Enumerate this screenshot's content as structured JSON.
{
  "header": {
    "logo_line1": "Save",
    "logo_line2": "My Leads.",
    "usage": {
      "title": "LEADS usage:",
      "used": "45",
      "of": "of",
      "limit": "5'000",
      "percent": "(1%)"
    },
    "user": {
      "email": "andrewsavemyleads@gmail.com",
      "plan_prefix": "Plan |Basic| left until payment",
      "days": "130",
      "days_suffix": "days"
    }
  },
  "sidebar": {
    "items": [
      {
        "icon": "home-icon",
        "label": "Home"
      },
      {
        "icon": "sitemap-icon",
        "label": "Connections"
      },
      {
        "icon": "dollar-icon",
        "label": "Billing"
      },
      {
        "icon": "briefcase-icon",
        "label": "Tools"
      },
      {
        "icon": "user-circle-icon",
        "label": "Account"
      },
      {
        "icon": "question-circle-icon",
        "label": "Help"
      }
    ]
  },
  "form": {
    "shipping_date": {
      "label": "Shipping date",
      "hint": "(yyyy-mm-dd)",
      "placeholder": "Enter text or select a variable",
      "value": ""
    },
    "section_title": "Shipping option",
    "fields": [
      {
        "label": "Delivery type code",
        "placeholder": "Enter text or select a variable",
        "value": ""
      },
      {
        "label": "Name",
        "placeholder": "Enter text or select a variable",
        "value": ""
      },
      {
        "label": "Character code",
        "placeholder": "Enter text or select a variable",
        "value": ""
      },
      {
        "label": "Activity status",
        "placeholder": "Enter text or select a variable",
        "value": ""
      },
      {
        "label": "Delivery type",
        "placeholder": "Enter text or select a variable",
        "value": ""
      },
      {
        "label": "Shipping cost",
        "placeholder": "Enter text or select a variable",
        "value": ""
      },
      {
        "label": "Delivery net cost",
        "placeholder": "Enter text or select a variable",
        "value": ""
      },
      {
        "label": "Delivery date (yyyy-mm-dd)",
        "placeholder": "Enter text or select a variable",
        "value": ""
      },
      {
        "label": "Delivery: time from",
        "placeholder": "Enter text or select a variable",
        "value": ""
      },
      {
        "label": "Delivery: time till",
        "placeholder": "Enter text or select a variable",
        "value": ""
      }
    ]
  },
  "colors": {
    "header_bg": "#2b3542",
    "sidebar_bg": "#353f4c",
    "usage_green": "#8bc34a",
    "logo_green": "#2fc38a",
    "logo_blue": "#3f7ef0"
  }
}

• WORK TO BE COMPLETED: Every entry must be quoted exactly as it appears above.

• TASK RESPONSE:
Enumerate this screenshot's content as structured JSON.
{
  "header": {
    "logo_line1": "Save",
    "logo_line2": "My Leads.",
    "usage": {
      "title": "LEADS usage:",
      "used": "45",
      "of": "of",
      "limit": "5'000",
      "percent": "(1%)"
    },
    "user": {
      "email": "andrewsavemyleads@gmail.com",
      "plan_prefix": "Plan |Basic| left until payment",
      "days": "130",
      "days_suffix": "days"
    }
  },
  "sidebar": {
    "items": [
      {
        "icon": "home-icon",
        "label": "Home"
      },
      {
        "icon": "sitemap-icon",
        "label": "Connections"
      },
      {
        "icon": "dollar-icon",
        "label": "Billing"
      },
      {
        "icon": "briefcase-icon",
        "label": "Tools"
      },
      {
        "icon": "user-circle-icon",
        "label": "Account"
      },
      {
        "icon": "question-circle-icon",
        "label": "Help"
      }
    ]
  },
  "form": {
    "shipping_date": {
      "label": "Shipping date",
      "hint": "(yyyy-mm-dd)",
      "placeholder": "Enter text or select a variable",
      "value": ""
    },
    "section_title": "Shipping option",
    "fields": [
      {
        "label": "Delivery type code",
        "placeholder": "Enter text or select a variable",
        "value": ""
      },
      {
        "label": "Name",
        "placeholder": "Enter text or select a variable",
        "value": ""
      },
      {
        "label": "Character code",
        "placeholder": "Enter text or select a variable",
        "value": ""
      },
      {
        "label": "Activity status",
        "placeholder": "Enter text or select a variable",
        "value": ""
      },
      {
        "label": "Delivery type",
        "placeholder": "Enter text or select a variable",
        "value": ""
      },
      {
        "label": "Shipping cost",
        "placeholder": "Enter text or select a variable",
        "value": ""
      },
      {
        "label": "Delivery net cost",
        "placeholder": "Enter text or select a variable",
        "value": ""
      },
      {
        "label": "Delivery date (yyyy-mm-dd)",
        "placeholder": "Enter text or select a variable",
        "value": ""
      },
      {
        "label": "Delivery: time from",
        "placeholder": "Enter text or select a variable",
        "value": ""
      },
      {
        "label": "Delivery: time till",
        "placeholder": "Enter text or select a variable",
        "value": ""
      }
    ]
  },
  "colors": {
    "header_bg": "#2b3542",
    "sidebar_bg": "#353f4c",
    "usage_green": "#8bc34a",
    "logo_green": "#2fc38a",
    "logo_blue": "#3f7ef0"
  }
}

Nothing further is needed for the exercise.